Directive
Locate every line in the records below that holds the word "window" and return each one.

>> begin

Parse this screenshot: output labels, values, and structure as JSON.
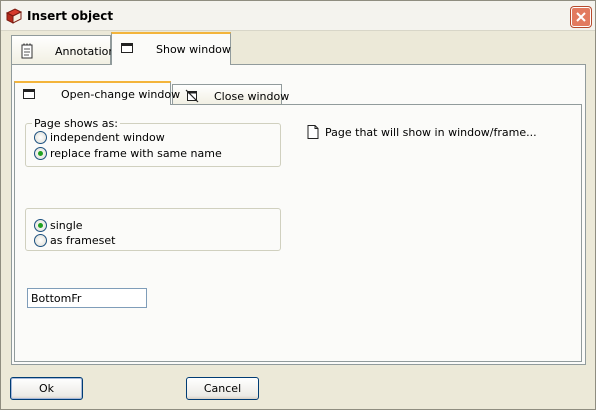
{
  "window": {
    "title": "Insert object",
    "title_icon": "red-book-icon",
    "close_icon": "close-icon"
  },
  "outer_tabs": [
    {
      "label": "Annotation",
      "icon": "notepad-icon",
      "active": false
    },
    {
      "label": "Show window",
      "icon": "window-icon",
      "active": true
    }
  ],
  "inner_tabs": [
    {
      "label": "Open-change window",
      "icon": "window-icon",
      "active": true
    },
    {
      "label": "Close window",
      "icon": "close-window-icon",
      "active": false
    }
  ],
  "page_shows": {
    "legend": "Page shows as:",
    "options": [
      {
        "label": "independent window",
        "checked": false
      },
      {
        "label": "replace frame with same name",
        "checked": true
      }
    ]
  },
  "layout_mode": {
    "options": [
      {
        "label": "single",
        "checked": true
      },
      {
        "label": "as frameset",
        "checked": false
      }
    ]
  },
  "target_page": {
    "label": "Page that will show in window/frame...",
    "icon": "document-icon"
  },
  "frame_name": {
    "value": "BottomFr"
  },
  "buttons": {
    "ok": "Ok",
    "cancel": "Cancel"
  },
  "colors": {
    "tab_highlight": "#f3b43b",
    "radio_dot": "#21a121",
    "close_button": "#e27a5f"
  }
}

>> end

Written solution
  "window": {
      "label": "Show window",
      "icon": "window-icon",
      "label": "Open-change window",
      "icon": "window-icon",
      "label": "Close window",
      "icon": "close-window-icon",
        "label": "independent window",
    "label": "Page that will show in window/frame...",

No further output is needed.